(Stored items)
__________

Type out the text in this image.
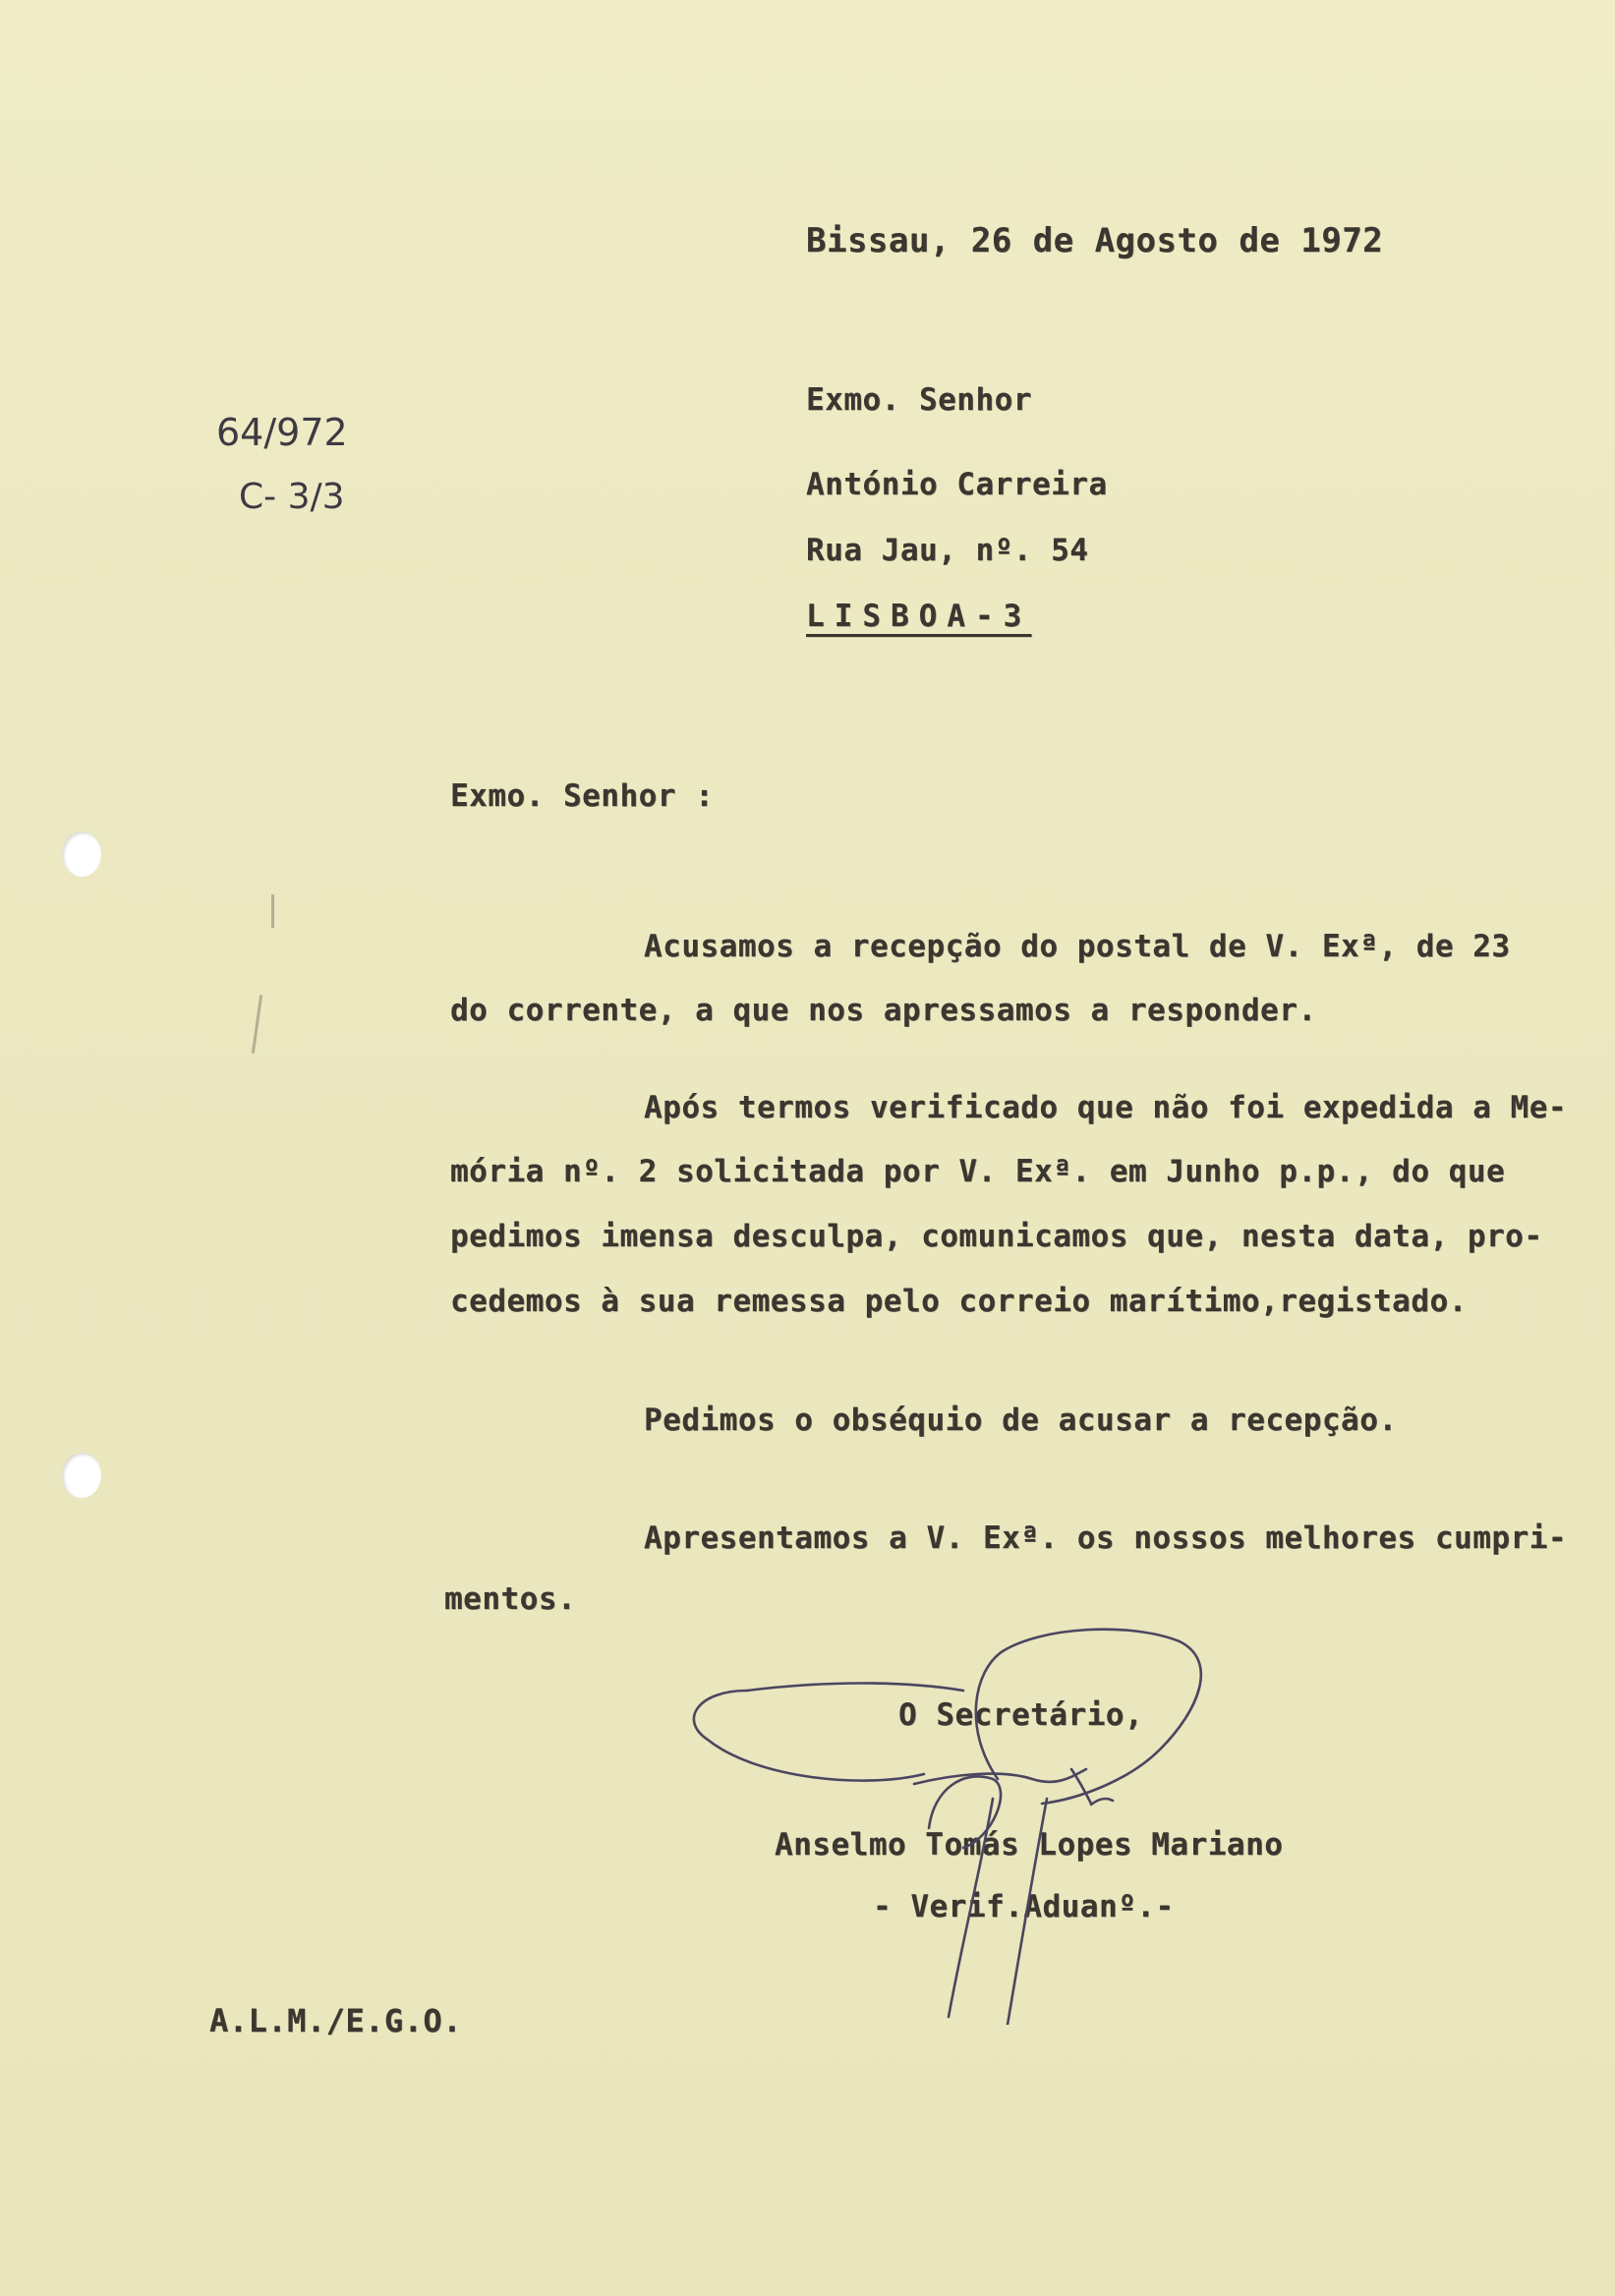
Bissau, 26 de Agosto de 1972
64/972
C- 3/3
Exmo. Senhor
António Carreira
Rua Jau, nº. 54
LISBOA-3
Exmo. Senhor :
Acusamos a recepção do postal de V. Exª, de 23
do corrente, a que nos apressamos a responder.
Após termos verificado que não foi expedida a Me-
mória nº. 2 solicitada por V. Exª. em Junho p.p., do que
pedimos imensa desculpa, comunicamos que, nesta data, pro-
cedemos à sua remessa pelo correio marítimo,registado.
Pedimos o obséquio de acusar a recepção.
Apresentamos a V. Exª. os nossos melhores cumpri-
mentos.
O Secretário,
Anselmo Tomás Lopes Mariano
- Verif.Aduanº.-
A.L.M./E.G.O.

__________

SET PROBLEM = Transcribe the whole listing, character for character, but not its images.

ANSWER TO THE EXERCISE =
Type out the text in this image.
Bissau, 26 de Agosto de 1972
64/972
C- 3/3
Exmo. Senhor
António Carreira
Rua Jau, nº. 54
LISBOA-3
Exmo. Senhor :
Acusamos a recepção do postal de V. Exª, de 23
do corrente, a que nos apressamos a responder.
Após termos verificado que não foi expedida a Me-
mória nº. 2 solicitada por V. Exª. em Junho p.p., do que
pedimos imensa desculpa, comunicamos que, nesta data, pro-
cedemos à sua remessa pelo correio marítimo,registado.
Pedimos o obséquio de acusar a recepção.
Apresentamos a V. Exª. os nossos melhores cumpri-
mentos.
O Secretário,
Anselmo Tomás Lopes Mariano
- Verif.Aduanº.-
A.L.M./E.G.O.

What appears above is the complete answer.